*The exercise*
Nothing but the lines from the one that contains "What does this" through the end of the listing should appear, set down exactly.

*Source records*

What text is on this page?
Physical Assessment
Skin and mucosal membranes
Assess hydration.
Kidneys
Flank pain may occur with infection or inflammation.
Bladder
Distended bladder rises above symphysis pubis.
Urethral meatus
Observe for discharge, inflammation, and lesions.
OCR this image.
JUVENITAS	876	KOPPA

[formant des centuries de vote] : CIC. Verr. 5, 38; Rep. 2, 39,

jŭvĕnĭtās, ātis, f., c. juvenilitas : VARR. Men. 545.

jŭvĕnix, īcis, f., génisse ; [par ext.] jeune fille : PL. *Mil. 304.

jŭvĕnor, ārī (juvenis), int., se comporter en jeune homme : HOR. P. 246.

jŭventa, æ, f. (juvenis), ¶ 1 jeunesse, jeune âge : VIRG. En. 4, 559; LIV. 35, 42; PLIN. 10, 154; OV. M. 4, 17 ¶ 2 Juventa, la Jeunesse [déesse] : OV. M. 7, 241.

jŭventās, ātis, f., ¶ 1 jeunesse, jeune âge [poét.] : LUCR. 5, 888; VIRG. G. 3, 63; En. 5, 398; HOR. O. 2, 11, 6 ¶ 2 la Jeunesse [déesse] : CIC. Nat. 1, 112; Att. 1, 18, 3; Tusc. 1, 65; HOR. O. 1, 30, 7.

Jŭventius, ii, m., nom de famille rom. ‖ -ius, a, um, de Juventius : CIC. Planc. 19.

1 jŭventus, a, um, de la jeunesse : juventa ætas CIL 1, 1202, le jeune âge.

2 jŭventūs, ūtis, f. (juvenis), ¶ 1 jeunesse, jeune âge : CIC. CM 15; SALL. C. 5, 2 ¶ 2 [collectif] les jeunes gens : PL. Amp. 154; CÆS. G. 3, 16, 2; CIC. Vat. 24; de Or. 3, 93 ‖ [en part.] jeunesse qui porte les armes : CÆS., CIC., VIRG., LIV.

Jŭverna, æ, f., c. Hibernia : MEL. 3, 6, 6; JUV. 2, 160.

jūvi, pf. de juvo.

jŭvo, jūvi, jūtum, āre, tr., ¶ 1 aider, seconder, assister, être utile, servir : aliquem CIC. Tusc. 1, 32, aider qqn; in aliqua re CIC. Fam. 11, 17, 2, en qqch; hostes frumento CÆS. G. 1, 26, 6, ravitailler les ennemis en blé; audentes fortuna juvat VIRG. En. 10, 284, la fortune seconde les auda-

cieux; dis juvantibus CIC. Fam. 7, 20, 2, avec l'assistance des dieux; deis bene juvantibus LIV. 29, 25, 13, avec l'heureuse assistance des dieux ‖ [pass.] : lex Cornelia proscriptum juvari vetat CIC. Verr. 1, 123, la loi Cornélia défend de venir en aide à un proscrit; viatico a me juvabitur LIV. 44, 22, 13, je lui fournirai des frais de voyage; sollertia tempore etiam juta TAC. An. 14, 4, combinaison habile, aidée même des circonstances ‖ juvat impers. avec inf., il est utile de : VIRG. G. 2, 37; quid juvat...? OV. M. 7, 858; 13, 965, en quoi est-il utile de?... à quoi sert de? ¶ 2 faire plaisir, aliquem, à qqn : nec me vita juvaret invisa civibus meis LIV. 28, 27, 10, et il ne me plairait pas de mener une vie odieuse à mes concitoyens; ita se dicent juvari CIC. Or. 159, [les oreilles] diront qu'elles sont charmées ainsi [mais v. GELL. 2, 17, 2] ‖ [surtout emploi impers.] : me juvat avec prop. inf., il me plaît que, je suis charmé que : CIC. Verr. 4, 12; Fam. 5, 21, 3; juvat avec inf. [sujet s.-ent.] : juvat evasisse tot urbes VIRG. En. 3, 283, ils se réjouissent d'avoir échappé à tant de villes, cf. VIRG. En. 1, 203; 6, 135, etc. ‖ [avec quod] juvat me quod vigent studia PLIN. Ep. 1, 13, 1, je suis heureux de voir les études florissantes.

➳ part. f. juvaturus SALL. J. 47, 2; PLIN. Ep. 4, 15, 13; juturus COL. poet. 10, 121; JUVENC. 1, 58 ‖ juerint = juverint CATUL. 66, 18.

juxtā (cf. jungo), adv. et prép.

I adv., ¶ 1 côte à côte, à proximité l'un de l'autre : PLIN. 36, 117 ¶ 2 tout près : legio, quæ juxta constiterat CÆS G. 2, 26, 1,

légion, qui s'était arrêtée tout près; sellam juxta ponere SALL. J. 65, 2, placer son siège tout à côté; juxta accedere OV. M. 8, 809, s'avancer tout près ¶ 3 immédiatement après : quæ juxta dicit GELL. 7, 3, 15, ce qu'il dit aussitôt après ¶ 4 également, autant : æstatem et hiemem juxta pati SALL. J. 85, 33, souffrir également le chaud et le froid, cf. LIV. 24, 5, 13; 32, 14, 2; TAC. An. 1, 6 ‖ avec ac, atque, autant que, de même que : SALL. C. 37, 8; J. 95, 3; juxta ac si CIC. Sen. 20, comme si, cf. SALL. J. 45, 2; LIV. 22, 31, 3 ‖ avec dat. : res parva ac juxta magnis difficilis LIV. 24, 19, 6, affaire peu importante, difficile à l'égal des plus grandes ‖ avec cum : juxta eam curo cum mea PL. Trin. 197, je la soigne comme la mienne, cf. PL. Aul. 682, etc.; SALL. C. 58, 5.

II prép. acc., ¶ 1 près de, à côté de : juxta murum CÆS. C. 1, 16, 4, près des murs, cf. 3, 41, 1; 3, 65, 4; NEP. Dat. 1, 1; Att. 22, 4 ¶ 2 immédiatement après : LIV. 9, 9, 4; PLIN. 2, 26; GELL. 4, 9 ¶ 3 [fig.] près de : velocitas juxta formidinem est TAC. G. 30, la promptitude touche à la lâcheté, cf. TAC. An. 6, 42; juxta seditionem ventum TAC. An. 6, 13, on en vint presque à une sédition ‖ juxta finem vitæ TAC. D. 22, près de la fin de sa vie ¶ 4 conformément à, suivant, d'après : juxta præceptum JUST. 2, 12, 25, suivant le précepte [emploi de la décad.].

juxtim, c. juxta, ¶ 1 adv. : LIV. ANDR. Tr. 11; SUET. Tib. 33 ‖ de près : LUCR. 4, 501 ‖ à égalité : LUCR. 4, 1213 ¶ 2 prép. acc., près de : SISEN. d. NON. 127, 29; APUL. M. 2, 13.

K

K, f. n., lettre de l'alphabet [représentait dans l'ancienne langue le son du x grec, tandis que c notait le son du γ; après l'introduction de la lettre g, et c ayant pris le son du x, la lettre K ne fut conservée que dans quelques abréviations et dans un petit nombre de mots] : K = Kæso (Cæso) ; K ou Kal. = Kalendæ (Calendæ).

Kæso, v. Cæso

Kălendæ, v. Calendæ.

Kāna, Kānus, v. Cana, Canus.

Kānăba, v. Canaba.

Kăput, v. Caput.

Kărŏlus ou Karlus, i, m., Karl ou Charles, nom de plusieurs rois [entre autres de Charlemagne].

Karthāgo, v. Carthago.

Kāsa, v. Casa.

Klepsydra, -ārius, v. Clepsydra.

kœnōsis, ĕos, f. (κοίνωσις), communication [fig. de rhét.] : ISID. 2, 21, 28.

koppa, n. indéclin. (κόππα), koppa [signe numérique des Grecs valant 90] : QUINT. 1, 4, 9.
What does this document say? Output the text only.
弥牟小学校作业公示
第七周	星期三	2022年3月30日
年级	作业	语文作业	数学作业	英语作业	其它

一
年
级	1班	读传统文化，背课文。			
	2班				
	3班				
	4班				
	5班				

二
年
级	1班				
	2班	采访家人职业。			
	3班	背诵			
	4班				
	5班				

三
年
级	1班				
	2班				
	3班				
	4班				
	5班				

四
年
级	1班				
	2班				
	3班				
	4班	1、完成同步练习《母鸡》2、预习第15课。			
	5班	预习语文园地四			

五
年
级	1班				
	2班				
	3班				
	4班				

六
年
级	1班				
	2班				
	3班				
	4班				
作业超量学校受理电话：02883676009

*Task result*
What does this document say? Output the text only.
弥牟小学校作业公示
第七周	星期三	2022年3月30日
年级	作业	语文作业	数学作业	英语作业	其它

一
年
级	1班	读传统文化，背课文。			
	2班				
	3班				
	4班				
	5班				

二
年
级	1班				
	2班	采访家人职业。			
	3班	背诵			
	4班				
	5班				

三
年
级	1班				
	2班				
	3班				
	4班				
	5班				

四
年
级	1班				
	2班				
	3班				
	4班	1、完成同步练习《母鸡》2、预习第15课。			
	5班	预习语文园地四			

五
年
级	1班				
	2班				
	3班				
	4班				

六
年
级	1班				
	2班				
	3班				
	4班				
作业超量学校受理电话：02883676009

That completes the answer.